◆ **TASK REQUIREMENTS**: Gather, from the listing beneath this task, every line holding the string "type".

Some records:
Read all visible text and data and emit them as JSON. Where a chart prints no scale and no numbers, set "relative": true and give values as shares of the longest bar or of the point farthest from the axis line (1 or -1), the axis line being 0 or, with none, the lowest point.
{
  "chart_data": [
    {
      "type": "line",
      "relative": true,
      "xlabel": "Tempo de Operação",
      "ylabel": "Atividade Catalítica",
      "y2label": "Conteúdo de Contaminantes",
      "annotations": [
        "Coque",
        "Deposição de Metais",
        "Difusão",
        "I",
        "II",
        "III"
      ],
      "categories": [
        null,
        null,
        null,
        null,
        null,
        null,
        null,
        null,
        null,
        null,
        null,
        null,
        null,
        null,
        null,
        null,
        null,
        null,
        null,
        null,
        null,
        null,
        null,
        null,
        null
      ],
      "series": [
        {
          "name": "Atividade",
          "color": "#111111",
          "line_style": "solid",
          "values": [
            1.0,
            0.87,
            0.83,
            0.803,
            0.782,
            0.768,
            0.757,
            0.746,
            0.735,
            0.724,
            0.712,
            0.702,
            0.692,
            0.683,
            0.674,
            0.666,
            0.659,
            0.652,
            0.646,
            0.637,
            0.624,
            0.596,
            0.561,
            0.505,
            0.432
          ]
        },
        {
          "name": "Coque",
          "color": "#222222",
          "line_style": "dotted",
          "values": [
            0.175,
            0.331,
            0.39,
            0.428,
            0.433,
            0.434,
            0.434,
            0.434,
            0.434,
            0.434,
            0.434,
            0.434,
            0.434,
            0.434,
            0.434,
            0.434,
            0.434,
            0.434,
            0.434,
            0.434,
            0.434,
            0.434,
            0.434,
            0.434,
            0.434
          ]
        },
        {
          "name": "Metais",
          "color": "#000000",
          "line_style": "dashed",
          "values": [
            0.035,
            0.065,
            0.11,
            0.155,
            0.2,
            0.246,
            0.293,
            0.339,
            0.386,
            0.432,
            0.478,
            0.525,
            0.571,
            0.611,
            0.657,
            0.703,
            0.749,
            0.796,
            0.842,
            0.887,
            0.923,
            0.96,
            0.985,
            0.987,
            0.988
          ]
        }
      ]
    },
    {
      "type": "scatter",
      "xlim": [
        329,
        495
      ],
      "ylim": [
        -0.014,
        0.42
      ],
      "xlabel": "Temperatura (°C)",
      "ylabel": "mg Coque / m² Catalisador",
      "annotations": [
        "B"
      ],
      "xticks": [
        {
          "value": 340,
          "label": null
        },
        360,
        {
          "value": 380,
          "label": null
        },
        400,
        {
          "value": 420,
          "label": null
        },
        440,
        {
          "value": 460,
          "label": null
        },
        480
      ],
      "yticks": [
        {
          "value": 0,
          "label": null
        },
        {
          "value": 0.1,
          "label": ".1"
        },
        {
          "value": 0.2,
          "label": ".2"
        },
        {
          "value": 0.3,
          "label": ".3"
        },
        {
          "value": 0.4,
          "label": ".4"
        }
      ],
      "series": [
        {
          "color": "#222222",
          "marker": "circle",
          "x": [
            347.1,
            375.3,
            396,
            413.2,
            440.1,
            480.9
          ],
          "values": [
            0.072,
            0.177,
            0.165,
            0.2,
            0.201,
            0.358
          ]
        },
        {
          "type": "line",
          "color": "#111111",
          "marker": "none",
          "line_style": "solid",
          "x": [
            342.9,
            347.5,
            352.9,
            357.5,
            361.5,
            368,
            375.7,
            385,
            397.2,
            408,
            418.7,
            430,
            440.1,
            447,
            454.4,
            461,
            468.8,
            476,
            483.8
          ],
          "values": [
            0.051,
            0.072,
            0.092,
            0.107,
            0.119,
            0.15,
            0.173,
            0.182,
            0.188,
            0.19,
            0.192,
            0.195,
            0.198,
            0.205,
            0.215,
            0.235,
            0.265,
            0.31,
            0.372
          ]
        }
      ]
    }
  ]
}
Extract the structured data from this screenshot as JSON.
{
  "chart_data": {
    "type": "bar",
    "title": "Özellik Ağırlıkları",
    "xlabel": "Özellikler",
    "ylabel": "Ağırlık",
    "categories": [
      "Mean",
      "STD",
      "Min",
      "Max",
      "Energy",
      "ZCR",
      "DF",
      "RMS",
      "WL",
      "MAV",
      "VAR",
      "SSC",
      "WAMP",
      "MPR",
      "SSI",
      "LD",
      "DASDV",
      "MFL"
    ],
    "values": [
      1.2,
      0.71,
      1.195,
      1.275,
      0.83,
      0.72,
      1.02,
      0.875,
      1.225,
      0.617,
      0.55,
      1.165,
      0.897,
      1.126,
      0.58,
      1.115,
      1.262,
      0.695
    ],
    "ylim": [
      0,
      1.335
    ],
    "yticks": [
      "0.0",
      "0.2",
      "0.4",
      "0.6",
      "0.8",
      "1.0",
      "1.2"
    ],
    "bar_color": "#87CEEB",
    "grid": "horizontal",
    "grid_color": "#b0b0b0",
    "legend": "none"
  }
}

◆ **RESULT OF THE EXERCISE**:
      "type": "line",
      "type": "scatter",
          "type": "line",
    "type": "bar",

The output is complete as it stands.